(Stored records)
******

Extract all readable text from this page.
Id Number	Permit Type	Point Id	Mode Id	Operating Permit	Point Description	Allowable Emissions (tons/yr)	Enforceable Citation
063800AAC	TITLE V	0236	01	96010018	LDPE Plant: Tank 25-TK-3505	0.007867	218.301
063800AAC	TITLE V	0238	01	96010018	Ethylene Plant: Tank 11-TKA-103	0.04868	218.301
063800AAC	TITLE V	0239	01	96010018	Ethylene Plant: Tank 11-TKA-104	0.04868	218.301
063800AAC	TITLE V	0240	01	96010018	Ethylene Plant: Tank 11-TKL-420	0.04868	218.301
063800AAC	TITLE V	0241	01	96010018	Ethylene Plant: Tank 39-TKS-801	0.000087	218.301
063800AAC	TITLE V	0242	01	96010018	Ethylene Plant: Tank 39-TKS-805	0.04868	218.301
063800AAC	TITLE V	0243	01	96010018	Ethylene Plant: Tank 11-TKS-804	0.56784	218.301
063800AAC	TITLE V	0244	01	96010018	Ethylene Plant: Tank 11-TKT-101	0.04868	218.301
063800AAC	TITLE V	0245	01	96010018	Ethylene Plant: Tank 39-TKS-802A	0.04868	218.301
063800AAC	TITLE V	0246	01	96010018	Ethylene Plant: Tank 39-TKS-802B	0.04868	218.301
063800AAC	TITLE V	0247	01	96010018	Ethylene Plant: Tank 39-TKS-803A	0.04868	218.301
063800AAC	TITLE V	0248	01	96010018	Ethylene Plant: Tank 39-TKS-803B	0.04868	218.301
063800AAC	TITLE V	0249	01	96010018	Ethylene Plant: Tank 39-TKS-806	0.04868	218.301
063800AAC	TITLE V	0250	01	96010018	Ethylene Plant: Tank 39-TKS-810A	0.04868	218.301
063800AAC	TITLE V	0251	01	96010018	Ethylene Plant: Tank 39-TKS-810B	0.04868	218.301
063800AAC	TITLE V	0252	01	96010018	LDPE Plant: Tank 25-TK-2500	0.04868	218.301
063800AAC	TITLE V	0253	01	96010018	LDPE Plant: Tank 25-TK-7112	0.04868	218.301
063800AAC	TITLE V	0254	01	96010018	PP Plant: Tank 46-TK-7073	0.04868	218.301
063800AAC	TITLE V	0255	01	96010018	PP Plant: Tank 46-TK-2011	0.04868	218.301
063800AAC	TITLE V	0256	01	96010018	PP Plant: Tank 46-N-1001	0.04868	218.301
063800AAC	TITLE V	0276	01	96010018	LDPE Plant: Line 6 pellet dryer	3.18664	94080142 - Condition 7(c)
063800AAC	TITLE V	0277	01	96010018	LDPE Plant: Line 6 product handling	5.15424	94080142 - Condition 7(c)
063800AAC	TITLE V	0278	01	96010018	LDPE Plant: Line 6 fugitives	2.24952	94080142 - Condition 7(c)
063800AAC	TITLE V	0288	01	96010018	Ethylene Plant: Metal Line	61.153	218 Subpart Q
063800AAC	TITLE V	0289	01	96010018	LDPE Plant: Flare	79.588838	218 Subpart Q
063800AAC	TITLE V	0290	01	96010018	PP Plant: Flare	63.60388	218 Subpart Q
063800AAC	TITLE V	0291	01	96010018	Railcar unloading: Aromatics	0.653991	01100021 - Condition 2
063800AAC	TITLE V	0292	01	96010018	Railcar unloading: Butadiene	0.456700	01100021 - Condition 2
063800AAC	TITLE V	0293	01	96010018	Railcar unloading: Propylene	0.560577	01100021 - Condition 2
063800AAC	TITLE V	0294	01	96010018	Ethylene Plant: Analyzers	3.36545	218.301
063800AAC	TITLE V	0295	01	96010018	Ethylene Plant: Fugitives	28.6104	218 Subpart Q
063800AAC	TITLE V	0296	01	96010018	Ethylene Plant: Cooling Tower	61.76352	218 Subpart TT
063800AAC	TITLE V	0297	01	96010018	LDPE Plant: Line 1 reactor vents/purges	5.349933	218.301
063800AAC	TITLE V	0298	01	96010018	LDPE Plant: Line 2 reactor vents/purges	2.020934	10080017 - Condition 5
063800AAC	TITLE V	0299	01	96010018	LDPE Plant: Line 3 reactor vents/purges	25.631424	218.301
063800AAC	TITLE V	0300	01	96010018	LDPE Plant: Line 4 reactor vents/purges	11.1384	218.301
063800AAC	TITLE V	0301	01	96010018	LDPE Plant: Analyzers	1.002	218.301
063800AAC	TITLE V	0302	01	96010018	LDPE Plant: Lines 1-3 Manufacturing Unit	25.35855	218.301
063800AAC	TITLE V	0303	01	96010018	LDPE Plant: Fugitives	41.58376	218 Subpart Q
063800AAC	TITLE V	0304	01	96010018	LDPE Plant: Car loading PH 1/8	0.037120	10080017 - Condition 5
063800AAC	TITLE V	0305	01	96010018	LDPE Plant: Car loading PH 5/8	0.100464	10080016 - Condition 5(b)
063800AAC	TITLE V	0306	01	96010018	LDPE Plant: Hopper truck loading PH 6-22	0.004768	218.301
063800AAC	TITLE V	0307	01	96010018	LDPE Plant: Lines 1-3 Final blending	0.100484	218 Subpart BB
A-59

******

Instructions to follow:
Return every record, word for word.

Output of the task:
Extract all readable text from this page.
Id Number	Permit Type	Point Id	Mode Id	Operating Permit	Point Description	Allowable Emissions (tons/yr)	Enforceable Citation
063800AAC	TITLE V	0236	01	96010018	LDPE Plant: Tank 25-TK-3505	0.007867	218.301
063800AAC	TITLE V	0238	01	96010018	Ethylene Plant: Tank 11-TKA-103	0.04868	218.301
063800AAC	TITLE V	0239	01	96010018	Ethylene Plant: Tank 11-TKA-104	0.04868	218.301
063800AAC	TITLE V	0240	01	96010018	Ethylene Plant: Tank 11-TKL-420	0.04868	218.301
063800AAC	TITLE V	0241	01	96010018	Ethylene Plant: Tank 39-TKS-801	0.000087	218.301
063800AAC	TITLE V	0242	01	96010018	Ethylene Plant: Tank 39-TKS-805	0.04868	218.301
063800AAC	TITLE V	0243	01	96010018	Ethylene Plant: Tank 11-TKS-804	0.56784	218.301
063800AAC	TITLE V	0244	01	96010018	Ethylene Plant: Tank 11-TKT-101	0.04868	218.301
063800AAC	TITLE V	0245	01	96010018	Ethylene Plant: Tank 39-TKS-802A	0.04868	218.301
063800AAC	TITLE V	0246	01	96010018	Ethylene Plant: Tank 39-TKS-802B	0.04868	218.301
063800AAC	TITLE V	0247	01	96010018	Ethylene Plant: Tank 39-TKS-803A	0.04868	218.301
063800AAC	TITLE V	0248	01	96010018	Ethylene Plant: Tank 39-TKS-803B	0.04868	218.301
063800AAC	TITLE V	0249	01	96010018	Ethylene Plant: Tank 39-TKS-806	0.04868	218.301
063800AAC	TITLE V	0250	01	96010018	Ethylene Plant: Tank 39-TKS-810A	0.04868	218.301
063800AAC	TITLE V	0251	01	96010018	Ethylene Plant: Tank 39-TKS-810B	0.04868	218.301
063800AAC	TITLE V	0252	01	96010018	LDPE Plant: Tank 25-TK-2500	0.04868	218.301
063800AAC	TITLE V	0253	01	96010018	LDPE Plant: Tank 25-TK-7112	0.04868	218.301
063800AAC	TITLE V	0254	01	96010018	PP Plant: Tank 46-TK-7073	0.04868	218.301
063800AAC	TITLE V	0255	01	96010018	PP Plant: Tank 46-TK-2011	0.04868	218.301
063800AAC	TITLE V	0256	01	96010018	PP Plant: Tank 46-N-1001	0.04868	218.301
063800AAC	TITLE V	0276	01	96010018	LDPE Plant: Line 6 pellet dryer	3.18664	94080142 - Condition 7(c)
063800AAC	TITLE V	0277	01	96010018	LDPE Plant: Line 6 product handling	5.15424	94080142 - Condition 7(c)
063800AAC	TITLE V	0278	01	96010018	LDPE Plant: Line 6 fugitives	2.24952	94080142 - Condition 7(c)
063800AAC	TITLE V	0288	01	96010018	Ethylene Plant: Metal Line	61.153	218 Subpart Q
063800AAC	TITLE V	0289	01	96010018	LDPE Plant: Flare	79.588838	218 Subpart Q
063800AAC	TITLE V	0290	01	96010018	PP Plant: Flare	63.60388	218 Subpart Q
063800AAC	TITLE V	0291	01	96010018	Railcar unloading: Aromatics	0.653991	01100021 - Condition 2
063800AAC	TITLE V	0292	01	96010018	Railcar unloading: Butadiene	0.456700	01100021 - Condition 2
063800AAC	TITLE V	0293	01	96010018	Railcar unloading: Propylene	0.560577	01100021 - Condition 2
063800AAC	TITLE V	0294	01	96010018	Ethylene Plant: Analyzers	3.36545	218.301
063800AAC	TITLE V	0295	01	96010018	Ethylene Plant: Fugitives	28.6104	218 Subpart Q
063800AAC	TITLE V	0296	01	96010018	Ethylene Plant: Cooling Tower	61.76352	218 Subpart TT
063800AAC	TITLE V	0297	01	96010018	LDPE Plant: Line 1 reactor vents/purges	5.349933	218.301
063800AAC	TITLE V	0298	01	96010018	LDPE Plant: Line 2 reactor vents/purges	2.020934	10080017 - Condition 5
063800AAC	TITLE V	0299	01	96010018	LDPE Plant: Line 3 reactor vents/purges	25.631424	218.301
063800AAC	TITLE V	0300	01	96010018	LDPE Plant: Line 4 reactor vents/purges	11.1384	218.301
063800AAC	TITLE V	0301	01	96010018	LDPE Plant: Analyzers	1.002	218.301
063800AAC	TITLE V	0302	01	96010018	LDPE Plant: Lines 1-3 Manufacturing Unit	25.35855	218.301
063800AAC	TITLE V	0303	01	96010018	LDPE Plant: Fugitives	41.58376	218 Subpart Q
063800AAC	TITLE V	0304	01	96010018	LDPE Plant: Car loading PH 1/8	0.037120	10080017 - Condition 5
063800AAC	TITLE V	0305	01	96010018	LDPE Plant: Car loading PH 5/8	0.100464	10080016 - Condition 5(b)
063800AAC	TITLE V	0306	01	96010018	LDPE Plant: Hopper truck loading PH 6-22	0.004768	218.301
063800AAC	TITLE V	0307	01	96010018	LDPE Plant: Lines 1-3 Final blending	0.100484	218 Subpart BB
A-59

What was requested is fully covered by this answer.